▶ _GOAL_
Copy out all lines that carry the word "ylabel".

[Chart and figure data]
──────────────────────────────

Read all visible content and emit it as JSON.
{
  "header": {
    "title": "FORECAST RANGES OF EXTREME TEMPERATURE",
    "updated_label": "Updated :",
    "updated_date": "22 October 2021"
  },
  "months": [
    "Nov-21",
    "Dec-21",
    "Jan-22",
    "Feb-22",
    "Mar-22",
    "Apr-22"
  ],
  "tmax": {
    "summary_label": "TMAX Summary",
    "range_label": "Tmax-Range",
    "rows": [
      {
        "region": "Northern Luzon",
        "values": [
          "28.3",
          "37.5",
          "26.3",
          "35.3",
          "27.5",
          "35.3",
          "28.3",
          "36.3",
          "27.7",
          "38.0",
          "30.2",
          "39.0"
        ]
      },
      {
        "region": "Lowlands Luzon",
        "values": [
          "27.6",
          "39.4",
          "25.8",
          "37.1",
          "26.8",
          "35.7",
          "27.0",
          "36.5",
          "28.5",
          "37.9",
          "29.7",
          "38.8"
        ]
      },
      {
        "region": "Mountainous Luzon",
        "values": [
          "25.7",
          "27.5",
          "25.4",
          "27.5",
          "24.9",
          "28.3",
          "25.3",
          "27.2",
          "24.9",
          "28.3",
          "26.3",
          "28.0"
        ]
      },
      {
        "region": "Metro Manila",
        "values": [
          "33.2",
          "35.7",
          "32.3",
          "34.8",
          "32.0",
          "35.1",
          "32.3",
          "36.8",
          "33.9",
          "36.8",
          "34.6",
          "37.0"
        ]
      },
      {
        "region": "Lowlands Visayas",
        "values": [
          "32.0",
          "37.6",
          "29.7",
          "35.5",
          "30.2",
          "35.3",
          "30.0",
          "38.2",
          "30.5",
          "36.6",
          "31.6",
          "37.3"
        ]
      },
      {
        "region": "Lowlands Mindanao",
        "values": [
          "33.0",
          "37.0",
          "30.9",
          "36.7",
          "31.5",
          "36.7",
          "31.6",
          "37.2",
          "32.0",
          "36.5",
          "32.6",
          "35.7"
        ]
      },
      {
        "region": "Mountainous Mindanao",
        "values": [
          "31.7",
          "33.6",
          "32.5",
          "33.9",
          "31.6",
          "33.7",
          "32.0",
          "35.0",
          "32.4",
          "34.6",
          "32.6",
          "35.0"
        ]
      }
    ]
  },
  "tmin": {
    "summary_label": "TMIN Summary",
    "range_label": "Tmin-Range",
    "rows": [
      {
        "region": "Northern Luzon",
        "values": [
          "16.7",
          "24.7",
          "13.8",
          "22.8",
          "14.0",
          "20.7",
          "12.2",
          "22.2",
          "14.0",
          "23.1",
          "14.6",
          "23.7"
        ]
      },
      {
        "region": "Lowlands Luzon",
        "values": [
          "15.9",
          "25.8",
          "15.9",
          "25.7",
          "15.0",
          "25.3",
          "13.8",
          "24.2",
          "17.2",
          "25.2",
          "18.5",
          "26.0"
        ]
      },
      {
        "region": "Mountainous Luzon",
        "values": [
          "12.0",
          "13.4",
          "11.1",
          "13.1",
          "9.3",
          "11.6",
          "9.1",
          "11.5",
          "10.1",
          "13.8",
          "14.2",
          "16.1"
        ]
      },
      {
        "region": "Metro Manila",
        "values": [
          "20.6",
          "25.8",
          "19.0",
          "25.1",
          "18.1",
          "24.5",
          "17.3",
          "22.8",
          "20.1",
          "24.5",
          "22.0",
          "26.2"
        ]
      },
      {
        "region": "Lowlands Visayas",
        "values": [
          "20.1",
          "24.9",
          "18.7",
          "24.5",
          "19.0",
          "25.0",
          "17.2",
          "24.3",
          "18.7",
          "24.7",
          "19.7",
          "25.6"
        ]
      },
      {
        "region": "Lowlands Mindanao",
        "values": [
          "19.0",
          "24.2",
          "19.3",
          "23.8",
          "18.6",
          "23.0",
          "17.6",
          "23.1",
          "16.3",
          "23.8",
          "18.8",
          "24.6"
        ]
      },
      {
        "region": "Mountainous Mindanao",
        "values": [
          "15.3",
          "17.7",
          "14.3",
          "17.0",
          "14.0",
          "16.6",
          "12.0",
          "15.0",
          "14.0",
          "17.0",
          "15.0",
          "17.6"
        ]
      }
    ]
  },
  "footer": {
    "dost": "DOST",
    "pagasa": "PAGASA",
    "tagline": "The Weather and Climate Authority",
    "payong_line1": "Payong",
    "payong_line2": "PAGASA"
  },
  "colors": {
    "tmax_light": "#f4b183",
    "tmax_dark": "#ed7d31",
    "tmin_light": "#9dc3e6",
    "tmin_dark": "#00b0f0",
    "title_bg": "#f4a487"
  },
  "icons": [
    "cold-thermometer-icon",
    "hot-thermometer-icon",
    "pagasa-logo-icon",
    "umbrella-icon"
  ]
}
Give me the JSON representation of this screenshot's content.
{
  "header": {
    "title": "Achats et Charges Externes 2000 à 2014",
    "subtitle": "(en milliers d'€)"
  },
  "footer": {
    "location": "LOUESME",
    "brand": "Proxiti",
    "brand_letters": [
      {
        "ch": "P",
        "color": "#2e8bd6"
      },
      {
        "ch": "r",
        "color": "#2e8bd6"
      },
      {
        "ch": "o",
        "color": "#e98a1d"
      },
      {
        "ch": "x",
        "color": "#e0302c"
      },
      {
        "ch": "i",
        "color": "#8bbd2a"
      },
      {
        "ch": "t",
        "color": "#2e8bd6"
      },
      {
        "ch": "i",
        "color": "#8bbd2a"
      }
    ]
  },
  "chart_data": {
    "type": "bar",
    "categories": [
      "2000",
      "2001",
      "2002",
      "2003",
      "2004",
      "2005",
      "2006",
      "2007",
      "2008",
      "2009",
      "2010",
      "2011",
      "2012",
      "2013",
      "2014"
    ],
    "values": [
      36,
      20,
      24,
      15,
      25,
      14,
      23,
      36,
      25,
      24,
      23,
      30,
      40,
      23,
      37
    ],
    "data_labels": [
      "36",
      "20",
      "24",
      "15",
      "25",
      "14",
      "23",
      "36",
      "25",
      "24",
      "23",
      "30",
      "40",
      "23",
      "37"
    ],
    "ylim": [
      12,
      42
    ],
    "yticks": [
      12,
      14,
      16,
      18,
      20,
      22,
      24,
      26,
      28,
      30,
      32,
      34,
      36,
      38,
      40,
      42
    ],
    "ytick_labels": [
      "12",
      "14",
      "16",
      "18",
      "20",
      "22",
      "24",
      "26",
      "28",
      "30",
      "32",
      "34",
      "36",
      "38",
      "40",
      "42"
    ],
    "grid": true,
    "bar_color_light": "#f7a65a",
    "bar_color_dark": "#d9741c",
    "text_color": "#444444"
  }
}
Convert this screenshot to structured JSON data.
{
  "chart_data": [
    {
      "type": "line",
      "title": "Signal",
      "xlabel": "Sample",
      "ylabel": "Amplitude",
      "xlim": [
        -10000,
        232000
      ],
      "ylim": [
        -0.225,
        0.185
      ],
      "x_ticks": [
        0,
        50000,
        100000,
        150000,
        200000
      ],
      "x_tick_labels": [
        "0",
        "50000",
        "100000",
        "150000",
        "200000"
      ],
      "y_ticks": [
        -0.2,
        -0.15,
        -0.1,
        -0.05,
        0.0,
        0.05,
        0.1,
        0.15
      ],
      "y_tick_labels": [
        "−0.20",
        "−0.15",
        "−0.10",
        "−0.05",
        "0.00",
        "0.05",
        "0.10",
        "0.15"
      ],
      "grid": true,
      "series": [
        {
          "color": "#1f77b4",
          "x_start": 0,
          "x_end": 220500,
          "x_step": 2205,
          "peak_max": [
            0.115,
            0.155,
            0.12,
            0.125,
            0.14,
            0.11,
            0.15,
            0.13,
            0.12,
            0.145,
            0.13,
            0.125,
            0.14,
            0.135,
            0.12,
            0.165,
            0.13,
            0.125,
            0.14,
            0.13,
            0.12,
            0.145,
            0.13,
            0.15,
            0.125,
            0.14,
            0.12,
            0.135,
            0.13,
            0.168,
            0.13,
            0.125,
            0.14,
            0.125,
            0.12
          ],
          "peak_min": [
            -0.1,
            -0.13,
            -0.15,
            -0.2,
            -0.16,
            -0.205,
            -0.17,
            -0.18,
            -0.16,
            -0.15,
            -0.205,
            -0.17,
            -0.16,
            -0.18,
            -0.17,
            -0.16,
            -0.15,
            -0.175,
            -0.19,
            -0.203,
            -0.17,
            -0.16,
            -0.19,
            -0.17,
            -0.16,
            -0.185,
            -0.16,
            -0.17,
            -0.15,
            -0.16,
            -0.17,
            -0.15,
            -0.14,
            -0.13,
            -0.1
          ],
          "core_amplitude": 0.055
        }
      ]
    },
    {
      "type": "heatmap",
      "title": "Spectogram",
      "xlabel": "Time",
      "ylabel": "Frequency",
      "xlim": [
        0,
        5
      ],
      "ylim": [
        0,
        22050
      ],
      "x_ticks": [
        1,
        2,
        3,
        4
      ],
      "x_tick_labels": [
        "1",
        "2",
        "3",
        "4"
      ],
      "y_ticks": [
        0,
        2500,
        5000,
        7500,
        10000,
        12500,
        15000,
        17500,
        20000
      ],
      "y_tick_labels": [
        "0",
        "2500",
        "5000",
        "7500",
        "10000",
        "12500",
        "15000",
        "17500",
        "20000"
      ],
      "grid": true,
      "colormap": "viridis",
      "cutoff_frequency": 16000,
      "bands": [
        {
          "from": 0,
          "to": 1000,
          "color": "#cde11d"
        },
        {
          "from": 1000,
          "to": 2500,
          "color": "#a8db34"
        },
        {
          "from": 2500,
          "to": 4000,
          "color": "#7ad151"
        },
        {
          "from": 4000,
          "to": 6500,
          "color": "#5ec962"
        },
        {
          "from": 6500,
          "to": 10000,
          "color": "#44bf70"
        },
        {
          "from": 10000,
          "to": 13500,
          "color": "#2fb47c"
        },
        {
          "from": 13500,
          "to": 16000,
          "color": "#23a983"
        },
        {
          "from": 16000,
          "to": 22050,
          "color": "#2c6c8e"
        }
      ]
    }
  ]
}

──────────────────────────────

▶ _TASK SOLUTION_
      "ylabel": "Amplitude",
      "ylabel": "Frequency",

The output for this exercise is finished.